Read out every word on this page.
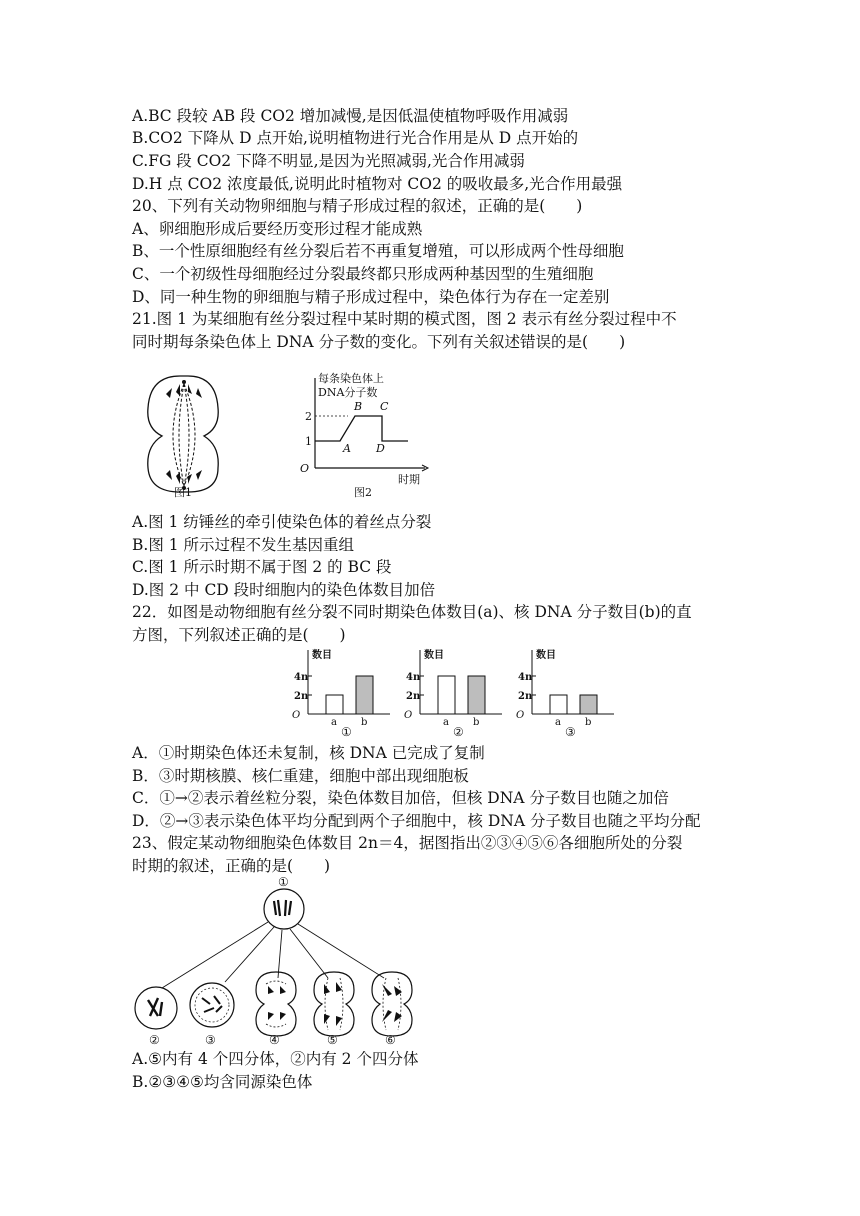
A.BC 段较 AB 段 CO2 增加减慢,是因低温使植物呼吸作用减弱
B.CO2 下降从 D 点开始,说明植物进行光合作用是从 D 点开始的
C.FG 段 CO2 下降不明显,是因为光照减弱,光合作用减弱
D.H 点 CO2 浓度最低,说明此时植物对 CO2 的吸收最多,光合作用最强
20、下列有关动物卵细胞与精子形成过程的叙述，正确的是(　　)
A、卵细胞形成后要经历变形过程才能成熟
B、一个性原细胞经有丝分裂后若不再重复增殖，可以形成两个性母细胞
C、一个初级性母细胞经过分裂最终都只形成两种基因型的生殖细胞
D、同一种生物的卵细胞与精子形成过程中，染色体行为存在一定差别
21.图 1 为某细胞有丝分裂过程中某时期的模式图，图 2 表示有丝分裂过程中不
同时期每条染色体上 DNA 分子数的变化。下列有关叙述错误的是(　　)
图1
每条染色体上
DNA分子数
O
2
1
A
B C
D
时期
图2
A.图 1 纺锤丝的牵引使染色体的着丝点分裂
B.图 1 所示过程不发生基因重组
C.图 1 所示时期不属于图 2 的 BC 段
D.图 2 中 CD 段时细胞内的染色体数目加倍
22．如图是动物细胞有丝分裂不同时期染色体数目(a)、核 DNA 分子数目(b)的直
方图，下列叙述正确的是(　　)
数目
O
4n
2n
a b
①
数目
O
4n
2n
a b
②
数目
O
4n
2n
a b
③
A．①时期染色体还未复制，核 DNA 已完成了复制
B．③时期核膜、核仁重建，细胞中部出现细胞板
C．①→②表示着丝粒分裂，染色体数目加倍，但核 DNA 分子数目也随之加倍
D．②→③表示染色体平均分配到两个子细胞中，核 DNA 分子数目也随之平均分配
23、假定某动物细胞染色体数目 2n＝4，据图指出②③④⑤⑥各细胞所处的分裂
时期的叙述，正确的是(　　)
①
②	③	④	⑤	⑥
A.⑤内有 4 个四分体，②内有 2 个四分体
B.②③④⑤均含同源染色体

- GIVEN EXERCISE: Output the records above exactly as they are, leaving out the pictures.

- THE RESPONSE:
Read out every word on this page.
A.BC 段较 AB 段 CO2 增加减慢,是因低温使植物呼吸作用减弱
B.CO2 下降从 D 点开始,说明植物进行光合作用是从 D 点开始的
C.FG 段 CO2 下降不明显,是因为光照减弱,光合作用减弱
D.H 点 CO2 浓度最低,说明此时植物对 CO2 的吸收最多,光合作用最强
20、下列有关动物卵细胞与精子形成过程的叙述，正确的是(　　)
A、卵细胞形成后要经历变形过程才能成熟
B、一个性原细胞经有丝分裂后若不再重复增殖，可以形成两个性母细胞
C、一个初级性母细胞经过分裂最终都只形成两种基因型的生殖细胞
D、同一种生物的卵细胞与精子形成过程中，染色体行为存在一定差别
21.图 1 为某细胞有丝分裂过程中某时期的模式图，图 2 表示有丝分裂过程中不
同时期每条染色体上 DNA 分子数的变化。下列有关叙述错误的是(　　)
图1
每条染色体上
DNA分子数
O
2
1
A
B C
D
时期
图2
A.图 1 纺锤丝的牵引使染色体的着丝点分裂
B.图 1 所示过程不发生基因重组
C.图 1 所示时期不属于图 2 的 BC 段
D.图 2 中 CD 段时细胞内的染色体数目加倍
22．如图是动物细胞有丝分裂不同时期染色体数目(a)、核 DNA 分子数目(b)的直
方图，下列叙述正确的是(　　)
数目
O
4n
2n
a b
①
数目
O
4n
2n
a b
②
数目
O
4n
2n
a b
③
A．①时期染色体还未复制，核 DNA 已完成了复制
B．③时期核膜、核仁重建，细胞中部出现细胞板
C．①→②表示着丝粒分裂，染色体数目加倍，但核 DNA 分子数目也随之加倍
D．②→③表示染色体平均分配到两个子细胞中，核 DNA 分子数目也随之平均分配
23、假定某动物细胞染色体数目 2n＝4，据图指出②③④⑤⑥各细胞所处的分裂
时期的叙述，正确的是(　　)
①
②	③	④	⑤	⑥
A.⑤内有 4 个四分体，②内有 2 个四分体
B.②③④⑤均含同源染色体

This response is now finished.